EXTRAIT DU TEXTE
▬▬▬▬▬▬

Vous vous êtes lancé dans une réforme des métiers d’avocat, de notaire et d’huissier. Où en est-on ?

J’ai reçu trois excellents rapports et l’avant-projet de loi de réforme de la profession d’avocat est presque terminé. Il sera abordé par le gouvernement dans les semaines à venir. Ensuite viendra le tour des notaires et des huissiers. On peut notamment agir sur la médiation de dettes et sur les tarifs des notaires. On devrait aboutir avant les élections.

Beaucoup critiquent le tribunal de commerce international anglophone (BIBC) que vous comptez créer à Bruxelles et qui sera destiné à régler les différends économiques entre entreprises. Ils parlent de justice de classe.

Ce projet sera traité dès la rentrée par la Commission Justice de la Chambre. Vous savez, les justiciables relevant de la classe moyenne ne sont pas oubliés. Exemples : beaucoup sont concernés par des dossiers relevant du droit familial. Dans cette matière, nos tribunaux fonctionnent bien. Nous avons, par ailleurs, réformé l’aide juridique et même si la Cour constitutionnelle a annulé le ticket modérateur, cette réforme est un progrès pour le justiciable et les avocats pro Deo. Ce que je veux obtenir, c’est une augmentation des plafonds d’accès à l’aide juridique. On doit arriver à 1 500 euros par mois. Nous allons aussi adopter une assurance protection juridique qui va profondément changer les choses question accès à la justice.

Pour en revenir à la BIBC, il s’agit d’une belle opportunité. Bruxelles est la capitale de l’Europe et il n’y avait aucune raison que Genève, Paris ou Amsterdam profitent du Brexit pour créer un tribunal international et que Bruxelles rate le train. La création de cette Cour répond à des besoins, elle coûtera moins cher que l’arbitrage et elle suscite de l’intérêt dans le monde des affaires. C’est dans la même perspective que nous avons innové en matière de droit des sociétés.

Plusieurs projets de réforme ont été annulés, au moins partiellement, par la Cour constitutionnelle. Une gifle ?

▬▬▬▬▬▬

Entrées du jeu de données de mise en page

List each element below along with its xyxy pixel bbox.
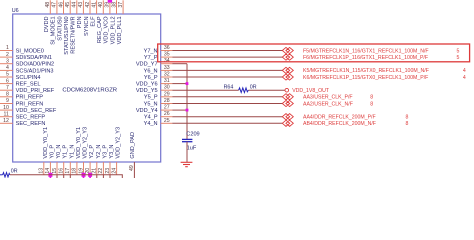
svg-text:U6: U6 bbox=[12, 8, 19, 14]
svg-text:SCS/AD1/PIN3: SCS/AD1/PIN3 bbox=[16, 68, 54, 74]
svg-text:Y4_N: Y4_N bbox=[144, 121, 158, 127]
svg-text:AA3/USER_CLK_P/F: AA3/USER_CLK_P/F bbox=[303, 95, 353, 101]
svg-text:SDI/SDA/PIN1: SDI/SDA/PIN1 bbox=[16, 55, 52, 61]
svg-text:PRI_REFN: PRI_REFN bbox=[16, 101, 44, 107]
svg-text:23: 23 bbox=[105, 168, 111, 174]
svg-text:31: 31 bbox=[164, 78, 170, 84]
off-page connector AA3 bbox=[282, 94, 293, 100]
pin 12 SEC_REFN stub bbox=[0, 122, 13, 124]
svg-text:K6/MGTREFCLK1P_115/GTX0_REFCLK: K6/MGTREFCLK1P_115/GTX0_REFCLK1_100M_P/F bbox=[303, 75, 428, 81]
svg-text:48: 48 bbox=[45, 2, 51, 8]
pin 11 SEC_REFP stub bbox=[0, 116, 13, 118]
svg-text:9: 9 bbox=[6, 98, 9, 104]
svg-text:4: 4 bbox=[463, 68, 466, 74]
svg-text:GND_PAD: GND_PAD bbox=[130, 132, 136, 159]
wire Y0_N continues bbox=[56, 175, 58, 178]
pin 37 VDD_PLL1 stub bbox=[122, 0, 124, 14]
svg-text:19: 19 bbox=[78, 168, 84, 174]
pin 27 VDD_Y4 stub bbox=[161, 109, 173, 111]
svg-text:Y4_P: Y4_P bbox=[144, 115, 158, 121]
power symbol VDD_1V8_OUT bbox=[285, 88, 289, 92]
svg-text:SYNCN: SYNCN bbox=[84, 16, 90, 36]
off-page connector K5 bbox=[282, 67, 293, 73]
svg-text:8: 8 bbox=[406, 121, 409, 127]
wire Y3_P continues bbox=[102, 175, 104, 178]
wire Y3_N continues bbox=[109, 175, 111, 178]
highlight box GTX1 REFCLK nets bbox=[158, 44, 470, 62]
svg-text:Y5_P: Y5_P bbox=[144, 95, 158, 101]
svg-text:5: 5 bbox=[457, 48, 460, 54]
pin 3 SDO/AD0/PIN2 stub bbox=[0, 63, 13, 65]
svg-text:Y5_N: Y5_N bbox=[144, 101, 158, 107]
svg-text:Y6_N: Y6_N bbox=[144, 68, 158, 74]
pin 39 VDD_VCO stub bbox=[109, 0, 111, 14]
svg-text:VDD_Y0_Y1: VDD_Y0_Y1 bbox=[76, 127, 82, 159]
svg-text:46: 46 bbox=[58, 2, 64, 8]
wire net MGTREFCLK1N_115 bbox=[172, 69, 282, 71]
wire Y2_N continues bbox=[96, 175, 98, 178]
svg-text:SCL/PIN4: SCL/PIN4 bbox=[16, 75, 41, 81]
off-page connector F5 bbox=[282, 47, 293, 53]
svg-text:11: 11 bbox=[4, 111, 9, 117]
svg-text:VDD_SEC_REF: VDD_SEC_REF bbox=[16, 108, 57, 114]
IC U6 CDCM6208V1RGZR body bbox=[13, 14, 161, 162]
svg-text:AA4/DDR_REFCLK_200M_P/F: AA4/DDR_REFCLK_200M_P/F bbox=[303, 115, 376, 121]
svg-text:Y1_P: Y1_P bbox=[63, 145, 69, 159]
pin 25 Y4_N stub bbox=[161, 122, 173, 124]
wire net DDR_REFCLK_200M_N bbox=[172, 122, 282, 124]
svg-text:Y1_N: Y1_N bbox=[69, 145, 75, 159]
svg-text:20: 20 bbox=[85, 168, 91, 174]
svg-text:VDD_PLL2: VDD_PLL2 bbox=[110, 16, 116, 44]
svg-text:VDD_Y5: VDD_Y5 bbox=[136, 88, 158, 94]
junction rail VDD_Y4 bbox=[186, 109, 189, 112]
svg-text:3: 3 bbox=[6, 58, 9, 64]
svg-text:Y3_N: Y3_N bbox=[109, 145, 115, 159]
svg-text:32: 32 bbox=[164, 72, 170, 78]
svg-text:Y3_P: Y3_P bbox=[102, 145, 108, 159]
pin 36 Y7_N stub bbox=[161, 50, 173, 52]
svg-text:47: 47 bbox=[52, 2, 58, 8]
svg-text:8: 8 bbox=[406, 115, 409, 121]
svg-text:8: 8 bbox=[370, 95, 373, 101]
svg-text:SEC_REFP: SEC_REFP bbox=[16, 115, 46, 121]
off-page connector AA2 bbox=[282, 100, 293, 106]
svg-text:6: 6 bbox=[6, 78, 9, 84]
svg-text:13: 13 bbox=[39, 168, 45, 174]
wire net MGTREFCLK1N_116 bbox=[172, 50, 282, 52]
pin 42 SYNCN stub bbox=[89, 0, 91, 14]
svg-text:F6/MGTREFCLK1P_116/GTX1_REFCLK: F6/MGTREFCLK1P_116/GTX1_REFCLK1_100M_P/F bbox=[303, 55, 428, 61]
svg-text:25: 25 bbox=[164, 118, 170, 124]
svg-text:28: 28 bbox=[164, 98, 170, 104]
svg-text:VDD_Y6: VDD_Y6 bbox=[136, 82, 158, 88]
off-page connector K6 bbox=[282, 74, 293, 80]
svg-text:24: 24 bbox=[111, 168, 117, 174]
svg-text:PRI_REFP: PRI_REFP bbox=[16, 95, 44, 101]
pin 6 REF_SEL stub bbox=[0, 83, 13, 85]
svg-text:VDD_Y0_Y1: VDD_Y0_Y1 bbox=[43, 127, 49, 159]
wire net DDR_REFCLK_200M_P bbox=[172, 116, 282, 118]
off-page connector AB4 bbox=[282, 120, 293, 126]
svg-text:DVDD: DVDD bbox=[44, 16, 50, 32]
svg-text:Y2_P: Y2_P bbox=[89, 145, 95, 159]
pin 48 DVDD stub bbox=[49, 0, 51, 14]
svg-text:38: 38 bbox=[111, 2, 117, 8]
pin 19 VDD_Y2_Y3 stub bbox=[83, 162, 85, 175]
pin 40 REG_CAP stub bbox=[102, 0, 104, 14]
svg-text:Y0_P: Y0_P bbox=[49, 145, 55, 159]
svg-text:14: 14 bbox=[45, 168, 51, 174]
svg-text:Y6_P: Y6_P bbox=[144, 75, 158, 81]
pin 4 SCS/AD1/PIN3 stub bbox=[0, 69, 13, 71]
svg-text:5: 5 bbox=[6, 72, 9, 78]
svg-text:SDO/AD0/PIN2: SDO/AD0/PIN2 bbox=[16, 62, 55, 68]
wire VDD_Y5 to R64 bbox=[172, 89, 238, 91]
svg-text:36: 36 bbox=[164, 45, 170, 51]
svg-text:0R: 0R bbox=[11, 168, 18, 174]
junction pin 14 bbox=[48, 173, 52, 177]
pin 22 Y3_P stub bbox=[102, 162, 104, 175]
svg-text:35: 35 bbox=[164, 52, 170, 58]
pin 44 RESETN/PWR stub bbox=[76, 0, 78, 14]
junction pin 19 bbox=[82, 173, 86, 177]
pin 2 SDI/SDA/PIN1 stub bbox=[0, 56, 13, 58]
pin 26 Y4_P stub bbox=[161, 116, 173, 118]
wire net MGTREFCLK1P_115 bbox=[172, 76, 282, 78]
pin 24 VDD_Y2_Y3 stub bbox=[116, 162, 118, 175]
wire bottom VDD rail bbox=[10, 175, 122, 178]
svg-text:4: 4 bbox=[6, 65, 9, 71]
svg-text:1: 1 bbox=[6, 45, 9, 51]
svg-text:22: 22 bbox=[98, 168, 104, 174]
pin 28 Y5_N stub bbox=[161, 103, 173, 105]
svg-text:2: 2 bbox=[6, 52, 9, 58]
svg-text:Y0_N: Y0_N bbox=[56, 145, 62, 159]
svg-text:45: 45 bbox=[65, 2, 71, 8]
capacitor C209 body bbox=[182, 138, 192, 140]
svg-text:F5/MGTREFCLK1N_116/GTX1_REFCLK: F5/MGTREFCLK1N_116/GTX1_REFCLK1_100M_N/F bbox=[303, 48, 429, 54]
svg-text:27: 27 bbox=[164, 105, 170, 111]
pin 7 VDD_PRI_REF stub bbox=[0, 89, 13, 91]
wire R64 to VDD_1V8_OUT bbox=[248, 89, 285, 91]
svg-text:CDCM6208V1RGZR: CDCM6208V1RGZR bbox=[62, 88, 117, 94]
pin 20 Y2_P stub bbox=[89, 162, 91, 175]
svg-text:PDN: PDN bbox=[77, 16, 83, 28]
pin 5 SCL/PIN4 stub bbox=[0, 76, 13, 78]
svg-text:5: 5 bbox=[457, 55, 460, 61]
pin 43 PDN stub bbox=[82, 0, 84, 14]
pin 33 Y6_N stub bbox=[161, 69, 173, 71]
wire net USER_CLK_N bbox=[172, 103, 282, 105]
pin 38 VDD_PLL2 stub bbox=[116, 0, 118, 14]
svg-text:SEC_REFN: SEC_REFN bbox=[16, 121, 46, 127]
wire VDD_Y4 to rail bbox=[172, 109, 187, 111]
svg-text:43: 43 bbox=[78, 2, 84, 8]
svg-text:42: 42 bbox=[85, 2, 91, 8]
svg-text:Y7_N: Y7_N bbox=[144, 48, 158, 54]
svg-text:7: 7 bbox=[6, 85, 9, 91]
svg-text:ELF: ELF bbox=[90, 16, 96, 27]
svg-text:VDD_PRI_REF: VDD_PRI_REF bbox=[16, 88, 55, 94]
pin 21 Y2_N stub bbox=[96, 162, 98, 175]
svg-text:Y2_N: Y2_N bbox=[96, 145, 102, 159]
resistor R64 body bbox=[239, 88, 249, 93]
pin 46 STATUS0 stub bbox=[63, 0, 65, 14]
svg-text:33: 33 bbox=[164, 65, 170, 71]
junction rail VDD_Y6 bbox=[186, 82, 189, 85]
svg-text:Y7_P: Y7_P bbox=[144, 55, 158, 61]
svg-text:REF_SEL: REF_SEL bbox=[16, 82, 41, 88]
pin 16 Y1_P stub bbox=[63, 162, 65, 175]
svg-text:R64: R64 bbox=[224, 84, 234, 90]
svg-text:K5/MGTREFCLK1N_115/GTX0_REFCLK: K5/MGTREFCLK1N_115/GTX0_REFCLK1_100M_N/F bbox=[303, 68, 429, 74]
pin 18 VDD_Y0_Y1 stub bbox=[76, 162, 78, 175]
pin 13 VDD_Y0_Y1 stub bbox=[43, 162, 45, 175]
svg-text:AA2/USER_CLK_N/F: AA2/USER_CLK_N/F bbox=[303, 101, 353, 107]
svg-text:VDD_Y4: VDD_Y4 bbox=[136, 108, 158, 114]
pin 32 Y6_P stub bbox=[161, 76, 173, 78]
svg-text:4: 4 bbox=[463, 75, 466, 81]
svg-text:1uF: 1uF bbox=[187, 145, 197, 151]
svg-text:8: 8 bbox=[370, 101, 373, 107]
wire VDD rail vertical bbox=[186, 64, 188, 140]
pin 14 Y0_P stub bbox=[49, 162, 51, 175]
svg-text:30: 30 bbox=[164, 85, 170, 91]
wire VDD_Y7 to rail bbox=[172, 63, 187, 65]
pin 23 Y3_N stub bbox=[109, 162, 111, 175]
svg-text:37: 37 bbox=[118, 2, 124, 8]
pin 1 SI_MODE0 stub bbox=[0, 50, 13, 52]
wire Y1_N continues bbox=[69, 175, 71, 178]
wire net USER_CLK_P bbox=[172, 96, 282, 98]
svg-text:10: 10 bbox=[3, 105, 9, 111]
off-page connector F6 bbox=[282, 54, 293, 60]
svg-text:C209: C209 bbox=[186, 132, 199, 138]
off-page connector AA4 bbox=[282, 114, 293, 120]
svg-text:17: 17 bbox=[65, 168, 71, 174]
svg-text:STATUS1/PIN0: STATUS1/PIN0 bbox=[64, 16, 70, 54]
pin 34 VDD_Y7 stub bbox=[161, 63, 173, 65]
svg-text:29: 29 bbox=[164, 91, 170, 97]
svg-text:VDD_VCO: VDD_VCO bbox=[104, 16, 110, 44]
svg-text:AB4/DDR_REFCLK_200M_N/F: AB4/DDR_REFCLK_200M_N/F bbox=[303, 121, 376, 127]
svg-text:26: 26 bbox=[164, 111, 170, 117]
pin 49 GND_PAD stub bbox=[133, 162, 135, 178]
wire C209 to ground bbox=[186, 142, 188, 162]
svg-text:16: 16 bbox=[59, 168, 65, 174]
pin 29 Y5_P stub bbox=[161, 96, 173, 98]
svg-text:VDD_Y7: VDD_Y7 bbox=[136, 62, 158, 68]
svg-text:STATUS0: STATUS0 bbox=[57, 16, 63, 40]
junction marker VDD_VCO bbox=[108, 0, 112, 3]
svg-text:15: 15 bbox=[52, 168, 58, 174]
pin 10 VDD_SEC_REF stub bbox=[0, 109, 13, 111]
wire VDD_Y6 to rail bbox=[172, 83, 187, 85]
pin 9 PRI_REFN stub bbox=[0, 103, 13, 105]
svg-text:41: 41 bbox=[91, 2, 97, 8]
resistor 0R body bbox=[3, 173, 10, 177]
pin 17 Y1_N stub bbox=[69, 162, 71, 175]
svg-text:SI_MODE1: SI_MODE1 bbox=[51, 16, 57, 44]
pin 8 PRI_REFP stub bbox=[0, 96, 13, 98]
pin 15 Y0_N stub bbox=[56, 162, 58, 175]
svg-text:21: 21 bbox=[92, 168, 98, 174]
svg-text:VDD_1V8_OUT: VDD_1V8_OUT bbox=[292, 88, 330, 94]
pin 30 VDD_Y5 stub bbox=[161, 89, 173, 91]
svg-text:VDD_PLL1: VDD_PLL1 bbox=[117, 16, 123, 44]
wire net MGTREFCLK1P_116 bbox=[172, 56, 282, 58]
svg-text:49: 49 bbox=[129, 165, 135, 171]
svg-text:VDD_Y2_Y3: VDD_Y2_Y3 bbox=[83, 127, 89, 159]
svg-text:0R: 0R bbox=[250, 84, 257, 90]
junction pin 20 bbox=[88, 173, 92, 177]
svg-text:12: 12 bbox=[3, 118, 9, 124]
pin 45 STATUS1/PIN0 stub bbox=[69, 0, 71, 14]
pin 31 VDD_Y6 stub bbox=[161, 83, 173, 85]
svg-text:REG_CAP: REG_CAP bbox=[97, 16, 103, 43]
svg-text:44: 44 bbox=[72, 2, 78, 8]
pin 41 ELF stub bbox=[96, 0, 98, 14]
svg-text:8: 8 bbox=[6, 92, 9, 98]
svg-text:VDD_Y2_Y3: VDD_Y2_Y3 bbox=[116, 127, 122, 159]
svg-text:18: 18 bbox=[72, 168, 78, 174]
svg-text:SI_MODE0: SI_MODE0 bbox=[16, 48, 44, 54]
svg-text:RESETN/PWR: RESETN/PWR bbox=[71, 16, 77, 53]
pin 47 SI_MODE1 stub bbox=[56, 0, 58, 14]
pin 35 Y7_P stub bbox=[161, 56, 173, 58]
ground bbox=[181, 161, 193, 163]
svg-text:40: 40 bbox=[98, 2, 104, 8]
wire Y1_P continues bbox=[63, 175, 65, 178]
resistor 0R left lead wire bbox=[0, 174, 3, 176]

▬▬▬▬▬▬

CONSIGNES
**a)** Recopiez à l'identique les entrées allant de la ligne qui contient "svg-text:U6: U6 bbox=[12, 8, 19, 14]" jusqu'à celle qui contient "svg-text:SDI/SDA/PIN1: SDI/SDA/PIN1 bbox=[16, 55, 52, 61]", ces deux lignes comprises.
**b)** Écrivez la suite de l'entretien sur la réforme de la justice, en partant de sa dernière phrase.

RÉPONSES DE L'EXERCICE
**a)**
svg-text:U6: U6 bbox=[12, 8, 19, 14]
svg-text:SCS/AD1/PIN3: SCS/AD1/PIN3 bbox=[16, 68, 54, 74]
svg-text:Y4_N: Y4_N bbox=[144, 121, 158, 127]
svg-text:AA3/USER_CLK_P/F: AA3/USER_CLK_P/F bbox=[303, 95, 353, 101]
svg-text:SDI/SDA/PIN1: SDI/SDA/PIN1 bbox=[16, 55, 52, 61]

**b)**
Je trouve magnifique, sur le plan démocratique, qu’un pouvoir législatif se soumette au contrôle d’une Cour constitutionnelle. Cela n’existe pas partout. Par ailleurs, il est normal qu’un pouvoir législatif qui avance et prend des initiatives soit de temps à autre sanctionné pour certaines discriminations non validées par la Cour. Si on faisait le pourcentage entre les mesures que j’ai prises ces quatre années et qui sont passées sans problème et celles qui ont été retoquées, on verrait que la part des échecs est infinitésimale.

Koen Geens pourrait vivre sans que le dossier des visites domiciliaires ne soit approuvé, mais il estime que le gouvernement a été mal compris.

“Je suis heurté humainement par l’avortement”

Il semble que le dossier des visites domiciliaires soit définitivement enterré….

Ce projet ne visait qu’à faire le bien. La police pensait qu’elle pouvait entrer sans autorisation d’un juge d’instruction dans un domicile privé pour voir s’il s’y trouvait des migrants illégaux. Mais les dossiers des Soudanais expulsés et du parc Maximilien ont surgi au même moment. Pour le gouvernement, défendre ce dossier dans les médias était devenu impossible. Mais bon, je ne suis pas un fanatique. La police a déjà compris qu’elle ne peut pas entrer seule dans les domiciles privés pour la recherche de migrants illégaux, ça me suffit. C’est tout de même dommage. Je ne suis pas du tout un homme de droite mais, lorsqu’un juge a décidé qu’une personne doit être expulsée car elle n’a plus de permis de séjour, qu’on lui a demandé à plusieurs reprises de quitter le pays, la police doit avoir les moyens, avec l’aide d’un juge d’instruction, de vérifier si cette personne se trouve dans telle ou telle maison.

Avez-vous un problème de conscience alors que des centres de détention pouvant accueillir des enfants ont été rouverts à Steenokkerzeel ?

Depuis toujours, la question de la détention des enfants dans des cas extrêmes et très limités se pose. Un bon ministre de l’Asile et de la Migration doit mal dormir car il doit prendre des décisions impossibles. Par le passé, dans les mêmes compétences, Monsieur Tobback était tout aussi dur que Theo Francken. Monsieur Dewael l’était également. Tout comme Madame Turtelboom et Madame De Block. Mais, avec Theo Francken, le ton a changé. Et c’est parce que ce ton a changé que tout est devenu aussi controversé. Theo Francken a un devoir de réserve : il ne faut pas tout dire tout le temps. La transparence politique est importante, mais pas à ce point-là…

Alexander De Croo (Open VLD) a appelé, cet été, à refédéraliser des compétences. Etes-vous d’accord ?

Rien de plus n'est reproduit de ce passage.